#### Task description:
Show every line in the records below that contains the word "شماره".

== Data listing

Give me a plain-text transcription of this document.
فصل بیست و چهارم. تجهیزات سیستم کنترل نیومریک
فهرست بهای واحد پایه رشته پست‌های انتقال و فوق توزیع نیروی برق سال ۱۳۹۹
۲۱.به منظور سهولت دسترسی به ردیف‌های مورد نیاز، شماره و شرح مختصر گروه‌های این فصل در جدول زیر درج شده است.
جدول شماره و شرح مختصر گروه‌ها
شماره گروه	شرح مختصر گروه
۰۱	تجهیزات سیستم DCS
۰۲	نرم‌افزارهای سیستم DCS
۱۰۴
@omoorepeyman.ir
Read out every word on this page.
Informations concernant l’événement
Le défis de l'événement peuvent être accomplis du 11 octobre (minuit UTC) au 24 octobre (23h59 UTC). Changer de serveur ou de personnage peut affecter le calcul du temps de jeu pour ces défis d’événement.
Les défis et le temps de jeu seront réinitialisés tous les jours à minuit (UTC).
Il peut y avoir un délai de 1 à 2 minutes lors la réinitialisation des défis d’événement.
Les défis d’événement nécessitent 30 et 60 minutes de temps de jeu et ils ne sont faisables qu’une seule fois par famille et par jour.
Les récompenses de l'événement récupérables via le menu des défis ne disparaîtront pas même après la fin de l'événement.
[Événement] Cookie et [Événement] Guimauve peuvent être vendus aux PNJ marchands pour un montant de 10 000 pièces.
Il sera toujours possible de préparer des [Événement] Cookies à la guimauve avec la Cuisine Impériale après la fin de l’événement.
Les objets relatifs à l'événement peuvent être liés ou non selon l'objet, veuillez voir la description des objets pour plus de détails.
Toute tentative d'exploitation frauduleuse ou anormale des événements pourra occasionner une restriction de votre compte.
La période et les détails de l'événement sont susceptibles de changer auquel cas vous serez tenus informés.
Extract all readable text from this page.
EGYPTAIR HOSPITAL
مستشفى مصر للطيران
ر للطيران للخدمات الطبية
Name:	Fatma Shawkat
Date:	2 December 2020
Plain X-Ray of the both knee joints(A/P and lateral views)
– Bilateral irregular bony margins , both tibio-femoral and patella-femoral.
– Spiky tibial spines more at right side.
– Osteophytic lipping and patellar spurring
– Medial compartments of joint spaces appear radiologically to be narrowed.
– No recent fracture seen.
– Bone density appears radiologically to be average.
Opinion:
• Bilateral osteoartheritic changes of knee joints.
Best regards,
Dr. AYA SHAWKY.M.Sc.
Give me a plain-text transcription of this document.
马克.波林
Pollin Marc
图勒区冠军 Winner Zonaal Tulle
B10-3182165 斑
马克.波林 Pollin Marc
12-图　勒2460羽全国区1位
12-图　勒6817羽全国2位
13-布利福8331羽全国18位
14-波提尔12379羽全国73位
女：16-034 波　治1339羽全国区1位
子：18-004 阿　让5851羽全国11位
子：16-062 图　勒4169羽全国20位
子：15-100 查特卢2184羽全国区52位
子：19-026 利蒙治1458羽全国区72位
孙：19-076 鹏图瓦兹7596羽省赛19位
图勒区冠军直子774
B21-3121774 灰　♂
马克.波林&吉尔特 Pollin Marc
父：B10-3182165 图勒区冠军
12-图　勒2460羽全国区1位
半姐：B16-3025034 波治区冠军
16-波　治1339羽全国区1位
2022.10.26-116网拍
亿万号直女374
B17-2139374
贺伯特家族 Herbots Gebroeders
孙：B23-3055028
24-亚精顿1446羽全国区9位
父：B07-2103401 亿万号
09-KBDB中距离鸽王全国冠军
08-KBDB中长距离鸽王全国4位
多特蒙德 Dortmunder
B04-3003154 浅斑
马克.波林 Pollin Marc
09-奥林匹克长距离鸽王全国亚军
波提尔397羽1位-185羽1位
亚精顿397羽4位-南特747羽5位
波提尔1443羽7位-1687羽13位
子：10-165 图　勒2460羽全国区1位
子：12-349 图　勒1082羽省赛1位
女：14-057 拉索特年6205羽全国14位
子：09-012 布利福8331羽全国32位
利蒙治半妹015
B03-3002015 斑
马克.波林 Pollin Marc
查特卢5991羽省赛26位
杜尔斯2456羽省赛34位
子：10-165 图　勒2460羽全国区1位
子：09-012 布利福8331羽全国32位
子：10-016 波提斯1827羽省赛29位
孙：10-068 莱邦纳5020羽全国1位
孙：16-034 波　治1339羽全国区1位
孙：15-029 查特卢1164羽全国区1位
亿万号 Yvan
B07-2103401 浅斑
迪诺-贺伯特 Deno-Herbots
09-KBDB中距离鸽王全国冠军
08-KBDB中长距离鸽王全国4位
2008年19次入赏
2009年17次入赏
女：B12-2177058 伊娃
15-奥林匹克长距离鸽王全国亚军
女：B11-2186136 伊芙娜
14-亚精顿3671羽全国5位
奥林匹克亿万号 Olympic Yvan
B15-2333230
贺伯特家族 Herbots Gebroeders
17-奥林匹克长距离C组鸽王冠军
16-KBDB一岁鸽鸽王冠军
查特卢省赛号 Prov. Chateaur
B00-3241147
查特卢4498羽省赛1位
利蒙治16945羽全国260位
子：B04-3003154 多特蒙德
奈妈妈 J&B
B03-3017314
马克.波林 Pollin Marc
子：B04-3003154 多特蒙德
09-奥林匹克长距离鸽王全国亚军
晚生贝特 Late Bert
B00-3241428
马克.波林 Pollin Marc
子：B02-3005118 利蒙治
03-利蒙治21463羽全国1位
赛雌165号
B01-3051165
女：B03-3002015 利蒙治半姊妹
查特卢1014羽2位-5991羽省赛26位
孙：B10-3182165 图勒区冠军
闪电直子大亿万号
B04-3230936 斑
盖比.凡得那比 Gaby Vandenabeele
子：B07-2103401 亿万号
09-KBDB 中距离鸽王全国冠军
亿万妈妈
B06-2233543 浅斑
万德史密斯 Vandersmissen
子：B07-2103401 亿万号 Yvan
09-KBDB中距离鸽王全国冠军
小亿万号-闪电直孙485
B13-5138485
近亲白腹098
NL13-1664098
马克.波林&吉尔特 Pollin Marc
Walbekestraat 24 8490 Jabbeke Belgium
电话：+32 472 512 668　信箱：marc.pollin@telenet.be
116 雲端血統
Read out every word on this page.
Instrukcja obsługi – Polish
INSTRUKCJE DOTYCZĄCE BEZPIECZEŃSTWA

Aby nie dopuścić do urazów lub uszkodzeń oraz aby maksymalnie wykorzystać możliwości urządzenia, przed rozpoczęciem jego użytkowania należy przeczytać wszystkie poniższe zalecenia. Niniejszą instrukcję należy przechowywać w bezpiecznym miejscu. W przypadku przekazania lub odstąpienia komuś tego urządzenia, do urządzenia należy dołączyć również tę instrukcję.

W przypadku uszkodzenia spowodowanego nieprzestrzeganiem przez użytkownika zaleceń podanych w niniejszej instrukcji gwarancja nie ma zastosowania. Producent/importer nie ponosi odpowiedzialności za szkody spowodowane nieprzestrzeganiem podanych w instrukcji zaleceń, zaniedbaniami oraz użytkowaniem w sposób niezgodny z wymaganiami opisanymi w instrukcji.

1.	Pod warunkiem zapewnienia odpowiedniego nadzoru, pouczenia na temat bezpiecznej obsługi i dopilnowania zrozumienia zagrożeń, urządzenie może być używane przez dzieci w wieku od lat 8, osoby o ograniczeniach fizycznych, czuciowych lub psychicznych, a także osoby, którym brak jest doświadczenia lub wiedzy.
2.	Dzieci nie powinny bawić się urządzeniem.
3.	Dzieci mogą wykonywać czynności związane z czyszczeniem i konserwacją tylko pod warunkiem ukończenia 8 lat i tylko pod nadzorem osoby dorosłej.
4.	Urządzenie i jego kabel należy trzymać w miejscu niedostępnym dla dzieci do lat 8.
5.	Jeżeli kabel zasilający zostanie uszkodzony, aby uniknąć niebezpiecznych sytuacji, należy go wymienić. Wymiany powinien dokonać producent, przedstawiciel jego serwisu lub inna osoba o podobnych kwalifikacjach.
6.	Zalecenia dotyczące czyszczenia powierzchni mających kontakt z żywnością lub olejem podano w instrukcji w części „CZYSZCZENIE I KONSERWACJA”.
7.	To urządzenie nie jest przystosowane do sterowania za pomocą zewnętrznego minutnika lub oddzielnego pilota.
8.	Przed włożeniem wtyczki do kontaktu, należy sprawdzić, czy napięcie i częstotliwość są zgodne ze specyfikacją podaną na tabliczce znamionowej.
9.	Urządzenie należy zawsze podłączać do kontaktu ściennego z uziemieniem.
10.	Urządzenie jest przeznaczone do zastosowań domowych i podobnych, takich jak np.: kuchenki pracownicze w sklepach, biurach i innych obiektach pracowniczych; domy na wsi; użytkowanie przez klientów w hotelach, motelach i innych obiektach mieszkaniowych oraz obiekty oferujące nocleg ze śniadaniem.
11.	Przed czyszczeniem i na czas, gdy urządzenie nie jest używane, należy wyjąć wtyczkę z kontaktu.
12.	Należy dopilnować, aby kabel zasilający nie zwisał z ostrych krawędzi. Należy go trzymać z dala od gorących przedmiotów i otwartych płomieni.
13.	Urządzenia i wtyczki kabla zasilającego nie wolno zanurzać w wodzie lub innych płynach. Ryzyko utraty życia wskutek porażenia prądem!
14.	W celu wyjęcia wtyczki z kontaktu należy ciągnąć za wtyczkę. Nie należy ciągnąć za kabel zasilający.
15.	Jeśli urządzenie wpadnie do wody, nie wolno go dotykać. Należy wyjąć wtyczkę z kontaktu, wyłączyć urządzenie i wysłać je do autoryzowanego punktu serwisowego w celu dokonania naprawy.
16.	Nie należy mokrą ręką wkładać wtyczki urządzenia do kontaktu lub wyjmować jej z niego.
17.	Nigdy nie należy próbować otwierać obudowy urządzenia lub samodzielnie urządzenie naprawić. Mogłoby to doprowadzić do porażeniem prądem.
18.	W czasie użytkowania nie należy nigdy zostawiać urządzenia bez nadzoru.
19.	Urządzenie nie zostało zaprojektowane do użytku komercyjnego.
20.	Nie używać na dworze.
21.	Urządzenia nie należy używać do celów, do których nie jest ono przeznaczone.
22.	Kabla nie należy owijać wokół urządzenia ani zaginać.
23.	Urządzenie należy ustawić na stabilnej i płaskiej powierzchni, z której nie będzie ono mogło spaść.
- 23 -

====

#### Result for this exercise:
۲۱.به منظور سهولت دسترسی به ردیف‌های مورد نیاز، شماره و شرح مختصر گروه‌های این فصل در جدول زیر درج شده است.
جدول شماره و شرح مختصر گروه‌ها
شماره گروه	شرح مختصر گروه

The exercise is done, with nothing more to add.